== The data
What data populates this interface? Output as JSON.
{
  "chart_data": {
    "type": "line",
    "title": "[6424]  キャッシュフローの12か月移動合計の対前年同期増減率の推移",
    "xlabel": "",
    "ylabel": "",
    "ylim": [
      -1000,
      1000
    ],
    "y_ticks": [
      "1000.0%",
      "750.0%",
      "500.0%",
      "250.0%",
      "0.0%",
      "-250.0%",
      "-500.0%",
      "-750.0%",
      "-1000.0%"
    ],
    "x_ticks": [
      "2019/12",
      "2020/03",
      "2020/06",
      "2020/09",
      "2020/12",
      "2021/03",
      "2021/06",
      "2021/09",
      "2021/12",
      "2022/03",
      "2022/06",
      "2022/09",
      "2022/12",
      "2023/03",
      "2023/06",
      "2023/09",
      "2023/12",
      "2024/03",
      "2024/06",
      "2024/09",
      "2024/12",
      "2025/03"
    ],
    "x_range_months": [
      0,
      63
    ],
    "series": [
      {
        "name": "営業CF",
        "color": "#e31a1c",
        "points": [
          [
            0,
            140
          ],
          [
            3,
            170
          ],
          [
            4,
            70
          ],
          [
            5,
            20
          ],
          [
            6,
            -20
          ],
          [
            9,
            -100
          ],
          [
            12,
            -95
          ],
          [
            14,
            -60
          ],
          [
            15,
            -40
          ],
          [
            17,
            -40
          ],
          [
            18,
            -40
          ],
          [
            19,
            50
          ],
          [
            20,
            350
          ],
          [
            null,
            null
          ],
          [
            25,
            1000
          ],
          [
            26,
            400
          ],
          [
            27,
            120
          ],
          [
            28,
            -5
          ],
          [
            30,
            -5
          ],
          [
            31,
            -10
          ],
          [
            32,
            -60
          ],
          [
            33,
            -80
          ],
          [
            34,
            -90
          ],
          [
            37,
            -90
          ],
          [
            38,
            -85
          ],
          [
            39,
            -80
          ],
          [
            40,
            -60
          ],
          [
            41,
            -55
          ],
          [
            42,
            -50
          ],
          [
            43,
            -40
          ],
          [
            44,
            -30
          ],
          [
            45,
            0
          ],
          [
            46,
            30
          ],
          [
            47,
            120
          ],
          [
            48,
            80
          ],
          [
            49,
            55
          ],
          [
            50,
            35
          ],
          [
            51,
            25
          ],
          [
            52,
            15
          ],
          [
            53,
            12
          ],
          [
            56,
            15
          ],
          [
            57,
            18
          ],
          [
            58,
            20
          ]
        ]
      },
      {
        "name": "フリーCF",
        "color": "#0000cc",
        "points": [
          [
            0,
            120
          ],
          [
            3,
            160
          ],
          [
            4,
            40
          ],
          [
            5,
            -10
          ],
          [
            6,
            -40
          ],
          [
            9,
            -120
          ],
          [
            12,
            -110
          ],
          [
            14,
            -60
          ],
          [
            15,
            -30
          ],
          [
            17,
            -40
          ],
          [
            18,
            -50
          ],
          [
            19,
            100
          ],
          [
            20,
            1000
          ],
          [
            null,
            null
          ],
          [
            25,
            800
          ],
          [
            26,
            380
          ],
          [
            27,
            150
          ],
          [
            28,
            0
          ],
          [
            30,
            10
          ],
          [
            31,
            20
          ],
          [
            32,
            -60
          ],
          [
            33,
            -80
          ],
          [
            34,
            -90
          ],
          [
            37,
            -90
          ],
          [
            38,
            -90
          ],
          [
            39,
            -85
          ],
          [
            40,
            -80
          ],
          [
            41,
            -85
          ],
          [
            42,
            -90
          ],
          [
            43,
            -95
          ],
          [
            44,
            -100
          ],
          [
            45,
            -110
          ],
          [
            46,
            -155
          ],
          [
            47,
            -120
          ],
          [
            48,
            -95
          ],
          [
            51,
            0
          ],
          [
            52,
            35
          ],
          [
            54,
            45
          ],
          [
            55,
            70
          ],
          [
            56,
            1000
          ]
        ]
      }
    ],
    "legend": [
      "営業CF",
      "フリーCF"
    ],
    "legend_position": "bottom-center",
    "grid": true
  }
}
====
Would you give the material above again, complete and exact?

» **Result of the exercise**
What data populates this interface? Output as JSON.
{
  "chart_data": {
    "type": "line",
    "title": "[6424]  キャッシュフローの12か月移動合計の対前年同期増減率の推移",
    "xlabel": "",
    "ylabel": "",
    "ylim": [
      -1000,
      1000
    ],
    "y_ticks": [
      "1000.0%",
      "750.0%",
      "500.0%",
      "250.0%",
      "0.0%",
      "-250.0%",
      "-500.0%",
      "-750.0%",
      "-1000.0%"
    ],
    "x_ticks": [
      "2019/12",
      "2020/03",
      "2020/06",
      "2020/09",
      "2020/12",
      "2021/03",
      "2021/06",
      "2021/09",
      "2021/12",
      "2022/03",
      "2022/06",
      "2022/09",
      "2022/12",
      "2023/03",
      "2023/06",
      "2023/09",
      "2023/12",
      "2024/03",
      "2024/06",
      "2024/09",
      "2024/12",
      "2025/03"
    ],
    "x_range_months": [
      0,
      63
    ],
    "series": [
      {
        "name": "営業CF",
        "color": "#e31a1c",
        "points": [
          [
            0,
            140
          ],
          [
            3,
            170
          ],
          [
            4,
            70
          ],
          [
            5,
            20
          ],
          [
            6,
            -20
          ],
          [
            9,
            -100
          ],
          [
            12,
            -95
          ],
          [
            14,
            -60
          ],
          [
            15,
            -40
          ],
          [
            17,
            -40
          ],
          [
            18,
            -40
          ],
          [
            19,
            50
          ],
          [
            20,
            350
          ],
          [
            null,
            null
          ],
          [
            25,
            1000
          ],
          [
            26,
            400
          ],
          [
            27,
            120
          ],
          [
            28,
            -5
          ],
          [
            30,
            -5
          ],
          [
            31,
            -10
          ],
          [
            32,
            -60
          ],
          [
            33,
            -80
          ],
          [
            34,
            -90
          ],
          [
            37,
            -90
          ],
          [
            38,
            -85
          ],
          [
            39,
            -80
          ],
          [
            40,
            -60
          ],
          [
            41,
            -55
          ],
          [
            42,
            -50
          ],
          [
            43,
            -40
          ],
          [
            44,
            -30
          ],
          [
            45,
            0
          ],
          [
            46,
            30
          ],
          [
            47,
            120
          ],
          [
            48,
            80
          ],
          [
            49,
            55
          ],
          [
            50,
            35
          ],
          [
            51,
            25
          ],
          [
            52,
            15
          ],
          [
            53,
            12
          ],
          [
            56,
            15
          ],
          [
            57,
            18
          ],
          [
            58,
            20
          ]
        ]
      },
      {
        "name": "フリーCF",
        "color": "#0000cc",
        "points": [
          [
            0,
            120
          ],
          [
            3,
            160
          ],
          [
            4,
            40
          ],
          [
            5,
            -10
          ],
          [
            6,
            -40
          ],
          [
            9,
            -120
          ],
          [
            12,
            -110
          ],
          [
            14,
            -60
          ],
          [
            15,
            -30
          ],
          [
            17,
            -40
          ],
          [
            18,
            -50
          ],
          [
            19,
            100
          ],
          [
            20,
            1000
          ],
          [
            null,
            null
          ],
          [
            25,
            800
          ],
          [
            26,
            380
          ],
          [
            27,
            150
          ],
          [
            28,
            0
          ],
          [
            30,
            10
          ],
          [
            31,
            20
          ],
          [
            32,
            -60
          ],
          [
            33,
            -80
          ],
          [
            34,
            -90
          ],
          [
            37,
            -90
          ],
          [
            38,
            -90
          ],
          [
            39,
            -85
          ],
          [
            40,
            -80
          ],
          [
            41,
            -85
          ],
          [
            42,
            -90
          ],
          [
            43,
            -95
          ],
          [
            44,
            -100
          ],
          [
            45,
            -110
          ],
          [
            46,
            -155
          ],
          [
            47,
            -120
          ],
          [
            48,
            -95
          ],
          [
            51,
            0
          ],
          [
            52,
            35
          ],
          [
            54,
            45
          ],
          [
            55,
            70
          ],
          [
            56,
            1000
          ]
        ]
      }
    ],
    "legend": [
      "営業CF",
      "フリーCF"
    ],
    "legend_position": "bottom-center",
    "grid": true
  }
}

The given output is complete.